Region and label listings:
_ _ _ _ _
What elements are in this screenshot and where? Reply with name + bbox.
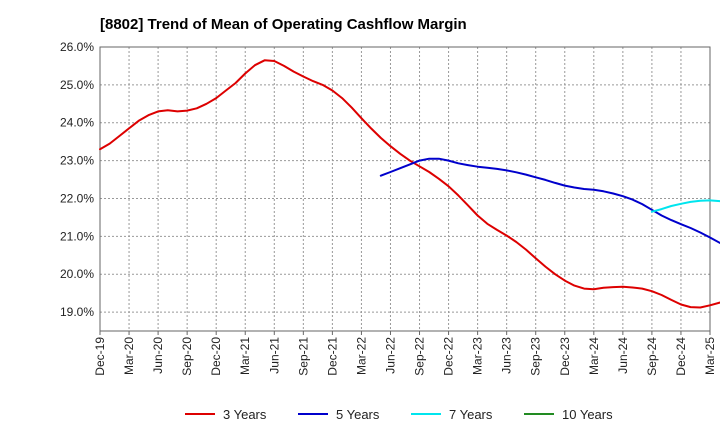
x-tick-label: Mar-24: [587, 337, 601, 375]
x-tick-label: Jun-22: [383, 337, 397, 374]
x-tick-label: Sep-24: [645, 337, 659, 376]
x-axis: Dec-19 Mar-20 Jun-20 Sep-20 Dec-20 Mar-21 Jun-…: [93, 331, 717, 376]
plot-area: [99, 46, 711, 332]
x-tick-label: Jun-20: [151, 337, 165, 374]
x-tick-label: Dec-23: [558, 337, 572, 376]
x-tick-label: Dec-20: [209, 337, 223, 376]
y-tick-label: 24.0%: [60, 116, 94, 130]
x-tick-label: Mar-21: [238, 337, 252, 375]
x-tick-label: Mar-20: [122, 337, 136, 375]
y-tick-label: 21.0%: [60, 229, 94, 243]
legend-label: 5 Years: [336, 407, 380, 422]
series-line-5-years: [379, 157, 720, 245]
chart-title: [8802] Trend of Mean of Operating Cashfl…: [100, 16, 467, 33]
y-tick-label: 26.0%: [60, 40, 94, 54]
x-tick-label: Sep-22: [413, 337, 427, 376]
y-tick-label: 20.0%: [60, 267, 94, 281]
x-tick-label: Mar-23: [471, 337, 485, 375]
grid: [100, 47, 710, 331]
x-tick-label: Jun-23: [500, 337, 514, 374]
series-line-7-years: [650, 199, 720, 213]
y-axis: 19.0% 20.0% 21.0% 22.0% 23.0% 24.0% 25.0% 26.0%: [60, 40, 94, 319]
y-tick-label: 19.0%: [60, 305, 94, 319]
x-tick-label: Dec-19: [93, 337, 107, 376]
x-tick-label: Jun-21: [267, 337, 281, 374]
x-tick-label: Mar-25: [703, 337, 717, 375]
y-tick-label: 23.0%: [60, 154, 94, 168]
legend: 3 Years 5 Years 7 Years 10 Years: [185, 407, 613, 422]
y-tick-label: 22.0%: [60, 191, 94, 205]
x-tick-label: Dec-21: [325, 337, 339, 376]
x-tick-label: Mar-22: [354, 337, 368, 375]
legend-label: 3 Years: [223, 407, 267, 422]
series-line-3-years: [99, 59, 720, 309]
x-tick-label: Dec-24: [674, 337, 688, 376]
x-tick-label: Sep-23: [529, 337, 543, 376]
y-tick-label: 25.0%: [60, 78, 94, 92]
x-tick-label: Sep-21: [296, 337, 310, 376]
x-tick-label: Dec-22: [442, 337, 456, 376]
x-tick-label: Jun-24: [616, 337, 630, 374]
x-tick-label: Sep-20: [180, 337, 194, 376]
legend-label: 7 Years: [449, 407, 493, 422]
series-lines: [99, 59, 720, 309]
legend-label: 10 Years: [562, 407, 613, 422]
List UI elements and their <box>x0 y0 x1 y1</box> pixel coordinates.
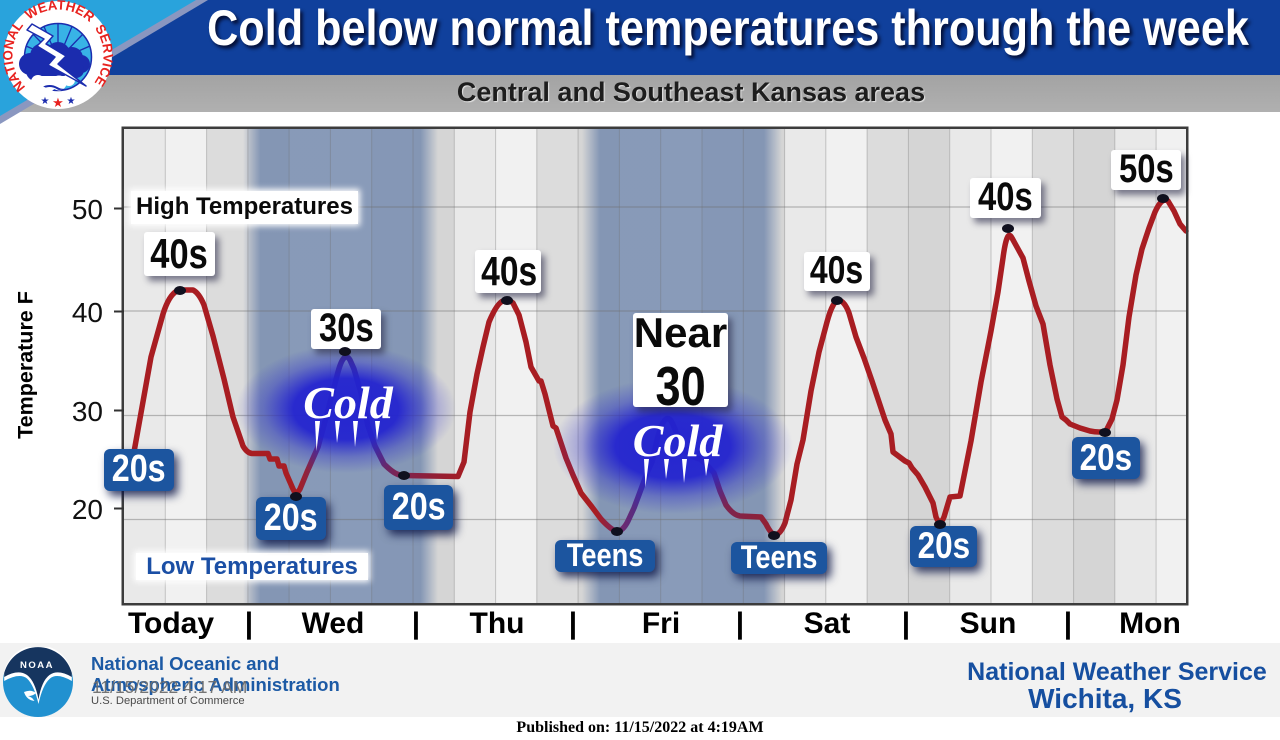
svg-text:★: ★ <box>41 96 50 107</box>
svg-text:★: ★ <box>52 95 64 110</box>
svg-text:NOAA: NOAA <box>20 660 54 671</box>
svg-text:★: ★ <box>67 96 76 107</box>
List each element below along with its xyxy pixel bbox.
_ _ _ _ _
■ TO BE DONE ■
Count the lines in the data above that contain the string "text", treating uppercase and lowercase as different, and give only the number.

■ THE SOLUTION ■
4